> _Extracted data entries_
** START **
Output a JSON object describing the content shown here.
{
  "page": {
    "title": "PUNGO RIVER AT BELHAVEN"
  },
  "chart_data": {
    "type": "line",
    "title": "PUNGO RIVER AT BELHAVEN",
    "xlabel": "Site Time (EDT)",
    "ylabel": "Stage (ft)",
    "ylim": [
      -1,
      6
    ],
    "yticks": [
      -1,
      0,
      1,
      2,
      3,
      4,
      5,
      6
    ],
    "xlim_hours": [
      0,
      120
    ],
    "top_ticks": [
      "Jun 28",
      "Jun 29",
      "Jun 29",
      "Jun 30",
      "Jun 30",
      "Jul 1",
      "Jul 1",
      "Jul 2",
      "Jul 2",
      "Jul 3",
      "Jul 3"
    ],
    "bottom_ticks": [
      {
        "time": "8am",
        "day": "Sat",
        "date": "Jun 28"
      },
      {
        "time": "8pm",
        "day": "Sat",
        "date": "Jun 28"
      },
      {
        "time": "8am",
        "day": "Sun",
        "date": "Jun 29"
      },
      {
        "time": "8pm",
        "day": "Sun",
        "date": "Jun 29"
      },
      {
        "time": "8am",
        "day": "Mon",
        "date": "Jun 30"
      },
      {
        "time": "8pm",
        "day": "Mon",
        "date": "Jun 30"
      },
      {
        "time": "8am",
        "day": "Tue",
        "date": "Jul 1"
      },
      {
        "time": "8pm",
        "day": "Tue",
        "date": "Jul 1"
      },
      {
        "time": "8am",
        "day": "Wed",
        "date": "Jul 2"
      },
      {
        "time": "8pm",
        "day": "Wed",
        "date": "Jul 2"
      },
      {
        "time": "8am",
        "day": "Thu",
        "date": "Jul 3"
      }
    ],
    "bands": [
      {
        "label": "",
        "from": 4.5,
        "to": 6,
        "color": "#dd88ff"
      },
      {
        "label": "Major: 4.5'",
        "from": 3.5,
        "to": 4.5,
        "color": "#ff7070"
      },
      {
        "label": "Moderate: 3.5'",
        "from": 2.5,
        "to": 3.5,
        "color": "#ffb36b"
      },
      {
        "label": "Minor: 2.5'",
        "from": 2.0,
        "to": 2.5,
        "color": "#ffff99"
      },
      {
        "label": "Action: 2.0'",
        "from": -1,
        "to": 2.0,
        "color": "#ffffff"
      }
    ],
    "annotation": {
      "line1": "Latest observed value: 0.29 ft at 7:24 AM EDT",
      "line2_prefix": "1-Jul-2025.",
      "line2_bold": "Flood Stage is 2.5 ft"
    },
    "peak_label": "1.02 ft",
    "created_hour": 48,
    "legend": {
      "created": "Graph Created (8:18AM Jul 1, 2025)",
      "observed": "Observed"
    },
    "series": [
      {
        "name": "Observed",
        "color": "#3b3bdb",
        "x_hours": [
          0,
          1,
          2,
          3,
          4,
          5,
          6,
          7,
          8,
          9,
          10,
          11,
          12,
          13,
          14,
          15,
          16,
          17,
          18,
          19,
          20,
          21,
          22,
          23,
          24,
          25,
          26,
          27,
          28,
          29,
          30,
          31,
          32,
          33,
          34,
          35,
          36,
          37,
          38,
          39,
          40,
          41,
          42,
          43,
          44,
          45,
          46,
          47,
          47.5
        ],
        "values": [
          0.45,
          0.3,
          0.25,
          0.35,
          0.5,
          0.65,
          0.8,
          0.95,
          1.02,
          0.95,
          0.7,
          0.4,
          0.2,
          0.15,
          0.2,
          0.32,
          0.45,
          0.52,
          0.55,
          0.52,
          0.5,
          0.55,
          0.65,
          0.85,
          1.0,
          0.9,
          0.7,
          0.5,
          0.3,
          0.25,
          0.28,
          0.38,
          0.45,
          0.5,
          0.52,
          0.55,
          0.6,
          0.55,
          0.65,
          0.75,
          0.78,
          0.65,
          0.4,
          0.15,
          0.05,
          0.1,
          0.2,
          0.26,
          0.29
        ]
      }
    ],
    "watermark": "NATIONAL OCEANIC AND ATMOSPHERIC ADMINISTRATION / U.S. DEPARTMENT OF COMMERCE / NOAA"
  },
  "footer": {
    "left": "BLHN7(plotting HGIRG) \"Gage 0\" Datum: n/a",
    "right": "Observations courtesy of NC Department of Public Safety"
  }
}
** END **
> _WHAT YOU HAVE TO DO_
Please output every record, keeping each line exact.

> _WRITTEN REPLY_
Output a JSON object describing the content shown here.
{
  "page": {
    "title": "PUNGO RIVER AT BELHAVEN"
  },
  "chart_data": {
    "type": "line",
    "title": "PUNGO RIVER AT BELHAVEN",
    "xlabel": "Site Time (EDT)",
    "ylabel": "Stage (ft)",
    "ylim": [
      -1,
      6
    ],
    "yticks": [
      -1,
      0,
      1,
      2,
      3,
      4,
      5,
      6
    ],
    "xlim_hours": [
      0,
      120
    ],
    "top_ticks": [
      "Jun 28",
      "Jun 29",
      "Jun 29",
      "Jun 30",
      "Jun 30",
      "Jul 1",
      "Jul 1",
      "Jul 2",
      "Jul 2",
      "Jul 3",
      "Jul 3"
    ],
    "bottom_ticks": [
      {
        "time": "8am",
        "day": "Sat",
        "date": "Jun 28"
      },
      {
        "time": "8pm",
        "day": "Sat",
        "date": "Jun 28"
      },
      {
        "time": "8am",
        "day": "Sun",
        "date": "Jun 29"
      },
      {
        "time": "8pm",
        "day": "Sun",
        "date": "Jun 29"
      },
      {
        "time": "8am",
        "day": "Mon",
        "date": "Jun 30"
      },
      {
        "time": "8pm",
        "day": "Mon",
        "date": "Jun 30"
      },
      {
        "time": "8am",
        "day": "Tue",
        "date": "Jul 1"
      },
      {
        "time": "8pm",
        "day": "Tue",
        "date": "Jul 1"
      },
      {
        "time": "8am",
        "day": "Wed",
        "date": "Jul 2"
      },
      {
        "time": "8pm",
        "day": "Wed",
        "date": "Jul 2"
      },
      {
        "time": "8am",
        "day": "Thu",
        "date": "Jul 3"
      }
    ],
    "bands": [
      {
        "label": "",
        "from": 4.5,
        "to": 6,
        "color": "#dd88ff"
      },
      {
        "label": "Major: 4.5'",
        "from": 3.5,
        "to": 4.5,
        "color": "#ff7070"
      },
      {
        "label": "Moderate: 3.5'",
        "from": 2.5,
        "to": 3.5,
        "color": "#ffb36b"
      },
      {
        "label": "Minor: 2.5'",
        "from": 2.0,
        "to": 2.5,
        "color": "#ffff99"
      },
      {
        "label": "Action: 2.0'",
        "from": -1,
        "to": 2.0,
        "color": "#ffffff"
      }
    ],
    "annotation": {
      "line1": "Latest observed value: 0.29 ft at 7:24 AM EDT",
      "line2_prefix": "1-Jul-2025.",
      "line2_bold": "Flood Stage is 2.5 ft"
    },
    "peak_label": "1.02 ft",
    "created_hour": 48,
    "legend": {
      "created": "Graph Created (8:18AM Jul 1, 2025)",
      "observed": "Observed"
    },
    "series": [
      {
        "name": "Observed",
        "color": "#3b3bdb",
        "x_hours": [
          0,
          1,
          2,
          3,
          4,
          5,
          6,
          7,
          8,
          9,
          10,
          11,
          12,
          13,
          14,
          15,
          16,
          17,
          18,
          19,
          20,
          21,
          22,
          23,
          24,
          25,
          26,
          27,
          28,
          29,
          30,
          31,
          32,
          33,
          34,
          35,
          36,
          37,
          38,
          39,
          40,
          41,
          42,
          43,
          44,
          45,
          46,
          47,
          47.5
        ],
        "values": [
          0.45,
          0.3,
          0.25,
          0.35,
          0.5,
          0.65,
          0.8,
          0.95,
          1.02,
          0.95,
          0.7,
          0.4,
          0.2,
          0.15,
          0.2,
          0.32,
          0.45,
          0.52,
          0.55,
          0.52,
          0.5,
          0.55,
          0.65,
          0.85,
          1.0,
          0.9,
          0.7,
          0.5,
          0.3,
          0.25,
          0.28,
          0.38,
          0.45,
          0.5,
          0.52,
          0.55,
          0.6,
          0.55,
          0.65,
          0.75,
          0.78,
          0.65,
          0.4,
          0.15,
          0.05,
          0.1,
          0.2,
          0.26,
          0.29
        ]
      }
    ],
    "watermark": "NATIONAL OCEANIC AND ATMOSPHERIC ADMINISTRATION / U.S. DEPARTMENT OF COMMERCE / NOAA"
  },
  "footer": {
    "left": "BLHN7(plotting HGIRG) \"Gage 0\" Datum: n/a",
    "right": "Observations courtesy of NC Department of Public Safety"
  }
}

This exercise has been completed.